━━━ Stored data ━━━

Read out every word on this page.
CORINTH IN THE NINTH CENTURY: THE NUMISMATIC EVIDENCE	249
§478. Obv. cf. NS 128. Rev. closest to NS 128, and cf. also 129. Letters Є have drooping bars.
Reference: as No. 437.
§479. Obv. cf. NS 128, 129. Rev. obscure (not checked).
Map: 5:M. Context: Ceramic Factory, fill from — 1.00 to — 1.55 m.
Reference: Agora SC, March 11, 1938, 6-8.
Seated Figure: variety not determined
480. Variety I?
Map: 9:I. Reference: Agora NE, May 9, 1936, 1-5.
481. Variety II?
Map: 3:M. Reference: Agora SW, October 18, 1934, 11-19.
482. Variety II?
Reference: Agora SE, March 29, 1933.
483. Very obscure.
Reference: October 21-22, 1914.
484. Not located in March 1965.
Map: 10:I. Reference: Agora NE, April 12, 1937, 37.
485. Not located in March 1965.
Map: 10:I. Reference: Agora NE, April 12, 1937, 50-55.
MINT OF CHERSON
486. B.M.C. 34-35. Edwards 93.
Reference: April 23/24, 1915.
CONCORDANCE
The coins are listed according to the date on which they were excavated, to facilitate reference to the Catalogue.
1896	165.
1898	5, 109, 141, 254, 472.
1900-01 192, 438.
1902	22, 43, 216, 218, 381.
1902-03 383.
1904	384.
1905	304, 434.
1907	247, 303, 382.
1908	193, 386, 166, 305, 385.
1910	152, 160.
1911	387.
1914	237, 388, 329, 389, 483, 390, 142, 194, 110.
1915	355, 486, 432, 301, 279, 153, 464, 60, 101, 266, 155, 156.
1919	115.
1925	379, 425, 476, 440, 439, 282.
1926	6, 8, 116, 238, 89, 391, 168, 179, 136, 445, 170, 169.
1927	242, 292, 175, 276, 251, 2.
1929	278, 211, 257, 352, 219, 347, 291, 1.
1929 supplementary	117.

━━━

Transcribe the records above exactly as they appear.

### [Response]
Read out every word on this page.
CORINTH IN THE NINTH CENTURY: THE NUMISMATIC EVIDENCE	249
§478. Obv. cf. NS 128. Rev. closest to NS 128, and cf. also 129. Letters Є have drooping bars.
Reference: as No. 437.
§479. Obv. cf. NS 128, 129. Rev. obscure (not checked).
Map: 5:M. Context: Ceramic Factory, fill from — 1.00 to — 1.55 m.
Reference: Agora SC, March 11, 1938, 6-8.
Seated Figure: variety not determined
480. Variety I?
Map: 9:I. Reference: Agora NE, May 9, 1936, 1-5.
481. Variety II?
Map: 3:M. Reference: Agora SW, October 18, 1934, 11-19.
482. Variety II?
Reference: Agora SE, March 29, 1933.
483. Very obscure.
Reference: October 21-22, 1914.
484. Not located in March 1965.
Map: 10:I. Reference: Agora NE, April 12, 1937, 37.
485. Not located in March 1965.
Map: 10:I. Reference: Agora NE, April 12, 1937, 50-55.
MINT OF CHERSON
486. B.M.C. 34-35. Edwards 93.
Reference: April 23/24, 1915.
CONCORDANCE
The coins are listed according to the date on which they were excavated, to facilitate reference to the Catalogue.
1896	165.
1898	5, 109, 141, 254, 472.
1900-01 192, 438.
1902	22, 43, 216, 218, 381.
1902-03 383.
1904	384.
1905	304, 434.
1907	247, 303, 382.
1908	193, 386, 166, 305, 385.
1910	152, 160.
1911	387.
1914	237, 388, 329, 389, 483, 390, 142, 194, 110.
1915	355, 486, 432, 301, 279, 153, 464, 60, 101, 266, 155, 156.
1919	115.
1925	379, 425, 476, 440, 439, 282.
1926	6, 8, 116, 238, 89, 391, 168, 179, 136, 445, 170, 169.
1927	242, 292, 175, 276, 251, 2.
1929	278, 211, 257, 352, 219, 347, 291, 1.
1929 supplementary	117.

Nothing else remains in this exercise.